The records that follow are to be repeated without alteration.

THE RECORDS:
================================

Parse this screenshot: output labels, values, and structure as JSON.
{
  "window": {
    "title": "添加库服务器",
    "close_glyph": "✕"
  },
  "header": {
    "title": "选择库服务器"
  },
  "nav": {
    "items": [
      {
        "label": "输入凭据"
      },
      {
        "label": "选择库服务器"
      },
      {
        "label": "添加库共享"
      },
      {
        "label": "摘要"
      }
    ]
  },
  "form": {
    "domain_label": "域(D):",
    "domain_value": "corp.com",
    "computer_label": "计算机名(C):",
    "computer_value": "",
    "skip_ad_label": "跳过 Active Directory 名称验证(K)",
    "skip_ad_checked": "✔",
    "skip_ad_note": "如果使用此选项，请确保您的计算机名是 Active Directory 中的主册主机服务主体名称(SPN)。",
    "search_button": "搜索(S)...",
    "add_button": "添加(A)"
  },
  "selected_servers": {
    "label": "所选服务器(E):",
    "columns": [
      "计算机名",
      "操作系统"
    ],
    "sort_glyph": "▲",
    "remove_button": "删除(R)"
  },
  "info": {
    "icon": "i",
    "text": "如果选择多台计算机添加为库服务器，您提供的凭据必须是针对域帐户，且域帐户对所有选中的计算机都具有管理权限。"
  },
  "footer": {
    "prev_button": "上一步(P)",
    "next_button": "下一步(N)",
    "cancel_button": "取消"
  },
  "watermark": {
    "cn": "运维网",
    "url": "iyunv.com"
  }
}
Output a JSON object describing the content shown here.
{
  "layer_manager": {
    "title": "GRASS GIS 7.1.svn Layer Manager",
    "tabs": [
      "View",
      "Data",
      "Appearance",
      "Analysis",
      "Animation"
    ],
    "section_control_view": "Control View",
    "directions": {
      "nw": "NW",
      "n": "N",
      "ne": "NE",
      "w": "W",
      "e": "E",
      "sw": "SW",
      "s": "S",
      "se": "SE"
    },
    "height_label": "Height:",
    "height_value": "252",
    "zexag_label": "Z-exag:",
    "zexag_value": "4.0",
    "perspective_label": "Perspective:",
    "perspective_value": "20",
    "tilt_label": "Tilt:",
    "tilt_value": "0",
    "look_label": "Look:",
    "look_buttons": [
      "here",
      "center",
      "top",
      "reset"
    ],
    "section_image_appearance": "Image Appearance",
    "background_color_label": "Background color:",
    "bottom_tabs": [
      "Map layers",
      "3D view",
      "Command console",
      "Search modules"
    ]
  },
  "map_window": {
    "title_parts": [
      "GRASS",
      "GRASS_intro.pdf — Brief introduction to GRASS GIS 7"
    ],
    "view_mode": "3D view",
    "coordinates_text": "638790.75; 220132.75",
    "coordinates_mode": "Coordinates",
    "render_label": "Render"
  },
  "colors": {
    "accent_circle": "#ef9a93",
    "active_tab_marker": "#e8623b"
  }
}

================================

OUTPUT FOR THIS EXERCISE:
Parse this screenshot: output labels, values, and structure as JSON.
{
  "window": {
    "title": "添加库服务器",
    "close_glyph": "✕"
  },
  "header": {
    "title": "选择库服务器"
  },
  "nav": {
    "items": [
      {
        "label": "输入凭据"
      },
      {
        "label": "选择库服务器"
      },
      {
        "label": "添加库共享"
      },
      {
        "label": "摘要"
      }
    ]
  },
  "form": {
    "domain_label": "域(D):",
    "domain_value": "corp.com",
    "computer_label": "计算机名(C):",
    "computer_value": "",
    "skip_ad_label": "跳过 Active Directory 名称验证(K)",
    "skip_ad_checked": "✔",
    "skip_ad_note": "如果使用此选项，请确保您的计算机名是 Active Directory 中的主册主机服务主体名称(SPN)。",
    "search_button": "搜索(S)...",
    "add_button": "添加(A)"
  },
  "selected_servers": {
    "label": "所选服务器(E):",
    "columns": [
      "计算机名",
      "操作系统"
    ],
    "sort_glyph": "▲",
    "remove_button": "删除(R)"
  },
  "info": {
    "icon": "i",
    "text": "如果选择多台计算机添加为库服务器，您提供的凭据必须是针对域帐户，且域帐户对所有选中的计算机都具有管理权限。"
  },
  "footer": {
    "prev_button": "上一步(P)",
    "next_button": "下一步(N)",
    "cancel_button": "取消"
  },
  "watermark": {
    "cn": "运维网",
    "url": "iyunv.com"
  }
}
Output a JSON object describing the content shown here.
{
  "layer_manager": {
    "title": "GRASS GIS 7.1.svn Layer Manager",
    "tabs": [
      "View",
      "Data",
      "Appearance",
      "Analysis",
      "Animation"
    ],
    "section_control_view": "Control View",
    "directions": {
      "nw": "NW",
      "n": "N",
      "ne": "NE",
      "w": "W",
      "e": "E",
      "sw": "SW",
      "s": "S",
      "se": "SE"
    },
    "height_label": "Height:",
    "height_value": "252",
    "zexag_label": "Z-exag:",
    "zexag_value": "4.0",
    "perspective_label": "Perspective:",
    "perspective_value": "20",
    "tilt_label": "Tilt:",
    "tilt_value": "0",
    "look_label": "Look:",
    "look_buttons": [
      "here",
      "center",
      "top",
      "reset"
    ],
    "section_image_appearance": "Image Appearance",
    "background_color_label": "Background color:",
    "bottom_tabs": [
      "Map layers",
      "3D view",
      "Command console",
      "Search modules"
    ]
  },
  "map_window": {
    "title_parts": [
      "GRASS",
      "GRASS_intro.pdf — Brief introduction to GRASS GIS 7"
    ],
    "view_mode": "3D view",
    "coordinates_text": "638790.75; 220132.75",
    "coordinates_mode": "Coordinates",
    "render_label": "Render"
  },
  "colors": {
    "accent_circle": "#ef9a93",
    "active_tab_marker": "#e8623b"
  }
}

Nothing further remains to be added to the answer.